*EXERCISE TASK:*
Using the records provided below, locate and copy each line that contains the word "benne".

Dataset entries on figures

- - -

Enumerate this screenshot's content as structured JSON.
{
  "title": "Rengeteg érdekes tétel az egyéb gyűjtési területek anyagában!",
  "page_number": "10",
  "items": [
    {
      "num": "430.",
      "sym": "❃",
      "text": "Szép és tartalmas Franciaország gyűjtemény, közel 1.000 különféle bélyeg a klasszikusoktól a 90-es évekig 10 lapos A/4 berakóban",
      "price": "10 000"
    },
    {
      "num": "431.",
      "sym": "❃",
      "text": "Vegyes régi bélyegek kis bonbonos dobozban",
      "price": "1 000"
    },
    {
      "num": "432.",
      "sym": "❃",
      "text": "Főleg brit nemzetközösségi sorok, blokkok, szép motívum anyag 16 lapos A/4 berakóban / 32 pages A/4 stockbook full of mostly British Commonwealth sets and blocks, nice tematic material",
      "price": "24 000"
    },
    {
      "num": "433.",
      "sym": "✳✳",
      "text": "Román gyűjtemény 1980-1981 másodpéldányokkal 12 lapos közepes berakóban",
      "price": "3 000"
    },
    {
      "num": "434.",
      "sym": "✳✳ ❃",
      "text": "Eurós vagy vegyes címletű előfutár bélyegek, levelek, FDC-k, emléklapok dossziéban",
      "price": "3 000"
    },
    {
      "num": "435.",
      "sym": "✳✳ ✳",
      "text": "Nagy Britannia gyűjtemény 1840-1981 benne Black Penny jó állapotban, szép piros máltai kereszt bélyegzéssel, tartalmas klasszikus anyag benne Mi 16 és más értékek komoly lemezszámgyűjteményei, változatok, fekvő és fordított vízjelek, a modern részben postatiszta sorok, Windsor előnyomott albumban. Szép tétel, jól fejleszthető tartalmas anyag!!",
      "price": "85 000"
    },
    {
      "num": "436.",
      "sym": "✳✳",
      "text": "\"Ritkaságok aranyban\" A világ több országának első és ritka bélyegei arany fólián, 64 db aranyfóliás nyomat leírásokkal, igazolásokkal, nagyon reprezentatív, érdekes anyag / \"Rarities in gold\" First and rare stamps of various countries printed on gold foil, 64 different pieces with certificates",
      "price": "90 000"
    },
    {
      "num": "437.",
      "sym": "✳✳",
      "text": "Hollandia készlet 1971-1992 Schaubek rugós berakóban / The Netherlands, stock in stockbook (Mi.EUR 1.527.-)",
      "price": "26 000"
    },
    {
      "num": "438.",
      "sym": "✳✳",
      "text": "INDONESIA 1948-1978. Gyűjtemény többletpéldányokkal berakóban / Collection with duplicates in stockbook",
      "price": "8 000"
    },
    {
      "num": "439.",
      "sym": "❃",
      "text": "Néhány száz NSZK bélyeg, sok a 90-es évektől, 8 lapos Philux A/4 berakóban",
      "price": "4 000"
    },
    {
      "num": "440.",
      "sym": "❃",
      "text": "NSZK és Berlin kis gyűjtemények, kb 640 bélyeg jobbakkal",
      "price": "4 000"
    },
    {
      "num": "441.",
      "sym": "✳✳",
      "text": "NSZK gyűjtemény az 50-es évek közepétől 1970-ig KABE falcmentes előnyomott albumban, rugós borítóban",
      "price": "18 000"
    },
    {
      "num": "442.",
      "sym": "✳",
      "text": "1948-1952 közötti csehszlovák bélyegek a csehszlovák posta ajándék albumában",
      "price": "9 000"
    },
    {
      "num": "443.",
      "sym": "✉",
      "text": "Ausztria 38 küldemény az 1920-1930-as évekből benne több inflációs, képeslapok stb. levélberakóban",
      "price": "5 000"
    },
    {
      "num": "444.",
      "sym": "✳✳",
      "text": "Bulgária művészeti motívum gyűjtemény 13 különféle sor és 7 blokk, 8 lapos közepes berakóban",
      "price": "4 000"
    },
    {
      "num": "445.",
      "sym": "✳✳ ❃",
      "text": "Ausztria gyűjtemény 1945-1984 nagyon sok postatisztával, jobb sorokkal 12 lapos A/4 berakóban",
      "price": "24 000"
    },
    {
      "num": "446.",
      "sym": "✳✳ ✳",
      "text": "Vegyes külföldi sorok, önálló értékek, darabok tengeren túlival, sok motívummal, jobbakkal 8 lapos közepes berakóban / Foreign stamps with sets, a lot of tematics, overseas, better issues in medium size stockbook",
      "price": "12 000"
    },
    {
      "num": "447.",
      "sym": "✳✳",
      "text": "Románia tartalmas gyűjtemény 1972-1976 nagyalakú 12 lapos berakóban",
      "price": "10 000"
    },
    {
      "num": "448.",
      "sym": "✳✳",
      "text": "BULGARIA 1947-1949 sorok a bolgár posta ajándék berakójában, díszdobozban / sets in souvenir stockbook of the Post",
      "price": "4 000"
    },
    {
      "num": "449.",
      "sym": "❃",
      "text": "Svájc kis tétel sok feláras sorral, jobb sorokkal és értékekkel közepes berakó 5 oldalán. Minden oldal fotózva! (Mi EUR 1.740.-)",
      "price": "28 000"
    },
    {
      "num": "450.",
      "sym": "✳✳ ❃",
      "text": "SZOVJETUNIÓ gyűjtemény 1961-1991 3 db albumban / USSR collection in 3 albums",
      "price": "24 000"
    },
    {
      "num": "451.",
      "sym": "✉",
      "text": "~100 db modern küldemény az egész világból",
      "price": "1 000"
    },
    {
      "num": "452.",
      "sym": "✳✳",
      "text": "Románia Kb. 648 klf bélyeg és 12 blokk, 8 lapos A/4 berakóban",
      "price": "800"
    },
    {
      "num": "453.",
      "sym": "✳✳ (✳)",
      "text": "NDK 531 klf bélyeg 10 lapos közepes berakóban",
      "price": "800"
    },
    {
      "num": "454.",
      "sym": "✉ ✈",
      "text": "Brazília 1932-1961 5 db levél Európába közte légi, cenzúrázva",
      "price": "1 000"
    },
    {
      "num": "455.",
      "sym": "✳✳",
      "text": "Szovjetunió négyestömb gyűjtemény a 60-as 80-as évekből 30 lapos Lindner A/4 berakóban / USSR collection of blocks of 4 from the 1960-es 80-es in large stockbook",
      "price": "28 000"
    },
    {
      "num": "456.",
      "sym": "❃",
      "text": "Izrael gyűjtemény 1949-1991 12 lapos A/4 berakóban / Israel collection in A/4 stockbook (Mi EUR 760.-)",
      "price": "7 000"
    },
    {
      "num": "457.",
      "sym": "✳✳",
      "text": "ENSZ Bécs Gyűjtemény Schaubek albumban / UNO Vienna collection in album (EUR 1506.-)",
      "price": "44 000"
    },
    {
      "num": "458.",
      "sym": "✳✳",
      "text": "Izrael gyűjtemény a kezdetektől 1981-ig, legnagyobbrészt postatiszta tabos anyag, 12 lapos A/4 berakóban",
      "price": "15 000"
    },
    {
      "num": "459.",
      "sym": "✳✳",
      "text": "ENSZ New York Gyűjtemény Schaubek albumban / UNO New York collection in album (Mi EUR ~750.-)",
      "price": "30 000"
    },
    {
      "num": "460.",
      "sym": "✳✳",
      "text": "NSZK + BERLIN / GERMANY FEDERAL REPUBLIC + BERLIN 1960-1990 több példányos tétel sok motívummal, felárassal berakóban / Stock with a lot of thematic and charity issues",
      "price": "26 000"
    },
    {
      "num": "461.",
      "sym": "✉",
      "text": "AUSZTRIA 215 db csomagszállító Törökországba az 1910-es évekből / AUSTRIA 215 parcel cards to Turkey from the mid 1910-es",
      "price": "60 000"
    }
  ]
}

- - -

*REPLY TO THE EXERCISE:*
      "text": "Nagy Britannia gyűjtemény 1840-1981 benne Black Penny jó állapotban, szép piros máltai kereszt bélyegzéssel, tartalmas klasszikus anyag benne Mi 16 és más értékek komoly lemezszámgyűjteményei, változatok, fekvő és fordított vízjelek, a modern részben postatiszta sorok, Windsor előnyomott albumban. Szép tétel, jól fejleszthető tartalmas anyag!!",
      "text": "Ausztria 38 küldemény az 1920-1930-as évekből benne több inflációs, képeslapok stb. levélberakóban",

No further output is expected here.